** start of EXERCISE INPUT **

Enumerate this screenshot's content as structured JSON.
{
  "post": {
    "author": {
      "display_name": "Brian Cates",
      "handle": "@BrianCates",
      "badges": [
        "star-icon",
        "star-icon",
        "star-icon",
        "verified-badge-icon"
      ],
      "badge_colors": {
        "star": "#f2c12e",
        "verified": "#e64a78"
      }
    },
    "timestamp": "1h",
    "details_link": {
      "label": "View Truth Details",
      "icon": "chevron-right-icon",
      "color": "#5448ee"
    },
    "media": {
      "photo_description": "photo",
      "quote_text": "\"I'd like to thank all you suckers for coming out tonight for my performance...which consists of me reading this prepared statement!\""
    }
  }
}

** end of EXERCISE INPUT **

STATED PROBLEM →
Find the string "this" in the records, then copy each line where it occurs.

CORRECT RESPONSE →
Enumerate this screenshot's content as structured JSON.
      "quote_text": "\"I'd like to thank all you suckers for coming out tonight for my performance...which consists of me reading this prepared statement!\""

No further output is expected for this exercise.